Directive:
Leave out the images and repeat the listing below without a single change.

Data shown:
# # # # #
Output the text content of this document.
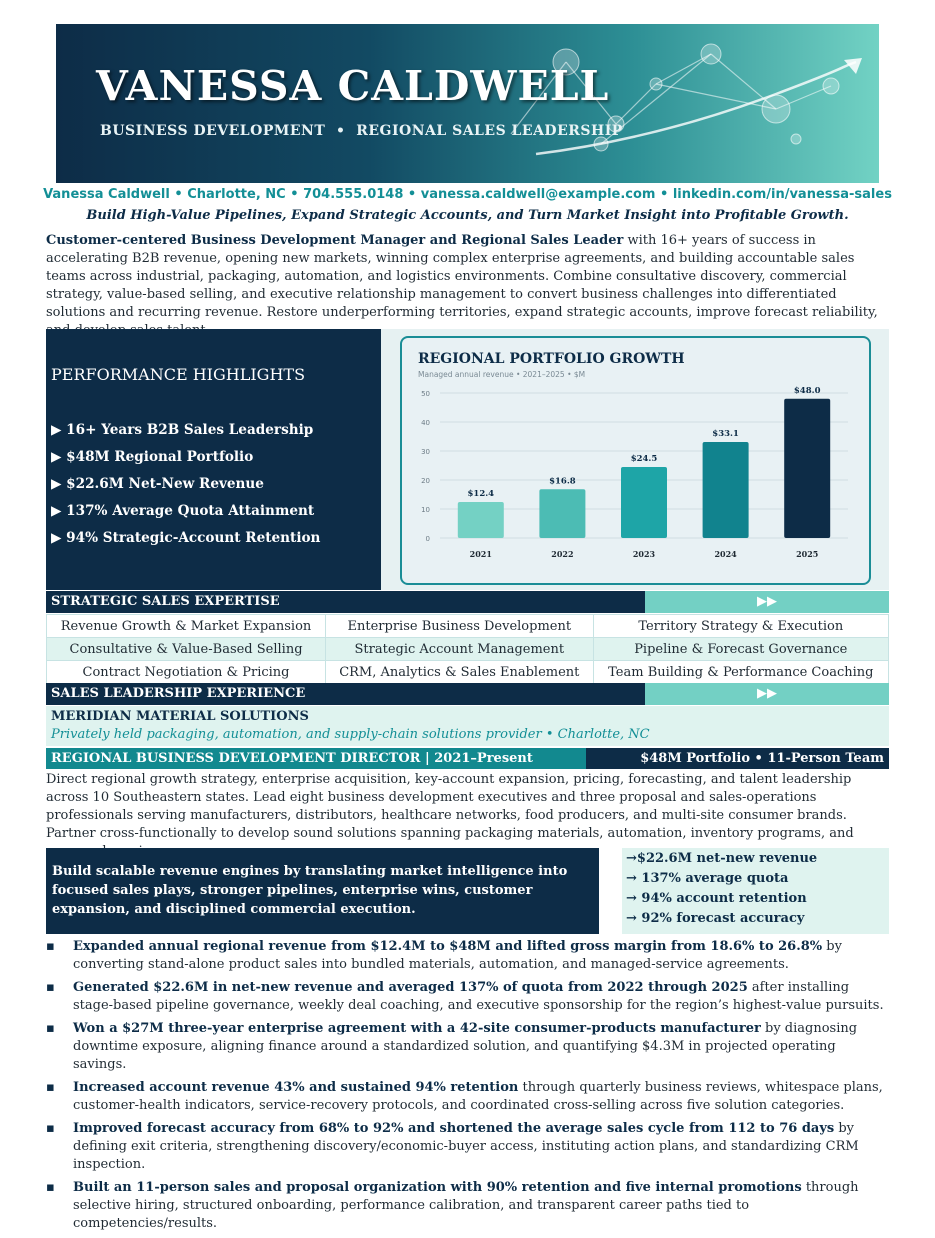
VANESSA CALDWELL
BUSINESS DEVELOPMENT  •  REGIONAL SALES LEADERSHIP
Vanessa Caldwell • Charlotte, NC • 704.555.0148 • vanessa.caldwell@example.com • linkedin.com/in/vanessa-sales
Build High-Value Pipelines, Expand Strategic Accounts, and Turn Market Insight into Profitable Growth.
Customer-centered Business Development Manager and Regional Sales Leader with 16+ years of success in accelerating B2B revenue, opening new markets, winning complex enterprise agreements, and building accountable sales teams across industrial, packaging, automation, and logistics environments. Combine consultative discovery, commercial strategy, value-based selling, and executive relationship management to convert business challenges into differentiated solutions and recurring revenue. Restore underperforming territories, expand strategic accounts, improve forecast reliability,
PERFORMANCE HIGHLIGHTS
▶ 16+ Years B2B Sales Leadership
▶ $48M Regional Portfolio
▶ $22.6M Net-New Revenue
▶ 137% Average Quota Attainment
▶ 94% Strategic-Account Retention
REGIONAL PORTFOLIO GROWTH
Managed annual revenue • 2021–2025 • $M
0
10
20
30
40
50
$12.4
$16.8
$24.5
$33.1
$48.0
2021	2022	2023	2024	2025
STRATEGIC SALES EXPERTISE	▶▶
Revenue Growth & Market Expansion	Enterprise Business Development	Territory Strategy & Execution
Consultative & Value-Based Selling	Strategic Account Management	Pipeline & Forecast Governance
Contract Negotiation & Pricing	CRM, Analytics & Sales Enablement	Team Building & Performance Coaching
SALES LEADERSHIP EXPERIENCE	▶▶
MERIDIAN MATERIAL SOLUTIONS
Privately held packaging, automation, and supply-chain solutions provider • Charlotte, NC
REGIONAL BUSINESS DEVELOPMENT DIRECTOR | 2021–Present	$48M Portfolio • 11-Person Team
Direct regional growth strategy, enterprise acquisition, key-account expansion, pricing, forecasting, and talent leadership across 10 Southeastern states. Lead eight business development executives and three proposal and sales-operations professionals serving manufacturers, distributors, healthcare networks, food producers, and multi-site consumer brands. Partner cross-functionally to develop sound solutions spanning packaging materials, automation, inventory programs, and
Build scalable revenue engines by translating market intelligence into focused sales plays, stronger pipelines, enterprise wins, customer expansion, and disciplined commercial execution.
→$22.6M net-new revenue
→ 137% average quota
→ 94% account retention
→ 92% forecast accuracy
▪ Expanded annual regional revenue from $12.4M to $48M and lifted gross margin from 18.6% to 26.8% by converting stand-alone product sales into bundled materials, automation, and managed-service agreements.
▪ Generated $22.6M in net-new revenue and averaged 137% of quota from 2022 through 2025 after installing stage-based pipeline governance, weekly deal coaching, and executive sponsorship for the region’s highest-value pursuits.
▪ Won a $27M three-year enterprise agreement with a 42-site consumer-products manufacturer by diagnosing downtime exposure, aligning finance around a standardized solution, and quantifying $4.3M in projected operating savings.
▪ Increased account revenue 43% and sustained 94% retention through quarterly business reviews, whitespace plans, customer-health indicators, service-recovery protocols, and coordinated cross-selling across five solution categories.
▪ Improved forecast accuracy from 68% to 92% and shortened the average sales cycle from 112 to 76 days by defining exit criteria, strengthening discovery/economic-buyer access, instituting action plans, and standardizing CRM inspection.
▪ Built an 11-person sales and proposal organization with 90% retention and five internal promotions through selective hiring, structured onboarding, performance calibration, and transparent career paths tied to competencies/results.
# # # # #
In response:
Output the text content of this document.
VANESSA CALDWELL
BUSINESS DEVELOPMENT  •  REGIONAL SALES LEADERSHIP
Vanessa Caldwell • Charlotte, NC • 704.555.0148 • vanessa.caldwell@example.com • linkedin.com/in/vanessa-sales
Build High-Value Pipelines, Expand Strategic Accounts, and Turn Market Insight into Profitable Growth.
Customer-centered Business Development Manager and Regional Sales Leader with 16+ years of success in accelerating B2B revenue, opening new markets, winning complex enterprise agreements, and building accountable sales teams across industrial, packaging, automation, and logistics environments. Combine consultative discovery, commercial strategy, value-based selling, and executive relationship management to convert business challenges into differentiated solutions and recurring revenue. Restore underperforming territories, expand strategic accounts, improve forecast reliability,
PERFORMANCE HIGHLIGHTS
▶ 16+ Years B2B Sales Leadership
▶ $48M Regional Portfolio
▶ $22.6M Net-New Revenue
▶ 137% Average Quota Attainment
▶ 94% Strategic-Account Retention
REGIONAL PORTFOLIO GROWTH
Managed annual revenue • 2021–2025 • $M
0
10
20
30
40
50
$12.4
$16.8
$24.5
$33.1
$48.0
2021	2022	2023	2024	2025
STRATEGIC SALES EXPERTISE	▶▶
Revenue Growth & Market Expansion	Enterprise Business Development	Territory Strategy & Execution
Consultative & Value-Based Selling	Strategic Account Management	Pipeline & Forecast Governance
Contract Negotiation & Pricing	CRM, Analytics & Sales Enablement	Team Building & Performance Coaching
SALES LEADERSHIP EXPERIENCE	▶▶
MERIDIAN MATERIAL SOLUTIONS
Privately held packaging, automation, and supply-chain solutions provider • Charlotte, NC
REGIONAL BUSINESS DEVELOPMENT DIRECTOR | 2021–Present	$48M Portfolio • 11-Person Team
Direct regional growth strategy, enterprise acquisition, key-account expansion, pricing, forecasting, and talent leadership across 10 Southeastern states. Lead eight business development executives and three proposal and sales-operations professionals serving manufacturers, distributors, healthcare networks, food producers, and multi-site consumer brands. Partner cross-functionally to develop sound solutions spanning packaging materials, automation, inventory programs, and
Build scalable revenue engines by translating market intelligence into focused sales plays, stronger pipelines, enterprise wins, customer expansion, and disciplined commercial execution.
→$22.6M net-new revenue
→ 137% average quota
→ 94% account retention
→ 92% forecast accuracy
▪ Expanded annual regional revenue from $12.4M to $48M and lifted gross margin from 18.6% to 26.8% by converting stand-alone product sales into bundled materials, automation, and managed-service agreements.
▪ Generated $22.6M in net-new revenue and averaged 137% of quota from 2022 through 2025 after installing stage-based pipeline governance, weekly deal coaching, and executive sponsorship for the region’s highest-value pursuits.
▪ Won a $27M three-year enterprise agreement with a 42-site consumer-products manufacturer by diagnosing downtime exposure, aligning finance around a standardized solution, and quantifying $4.3M in projected operating savings.
▪ Increased account revenue 43% and sustained 94% retention through quarterly business reviews, whitespace plans, customer-health indicators, service-recovery protocols, and coordinated cross-selling across five solution categories.
▪ Improved forecast accuracy from 68% to 92% and shortened the average sales cycle from 112 to 76 days by defining exit criteria, strengthening discovery/economic-buyer access, instituting action plans, and standardizing CRM inspection.
▪ Built an 11-person sales and proposal organization with 90% retention and five internal promotions through selective hiring, structured onboarding, performance calibration, and transparent career paths tied to competencies/results.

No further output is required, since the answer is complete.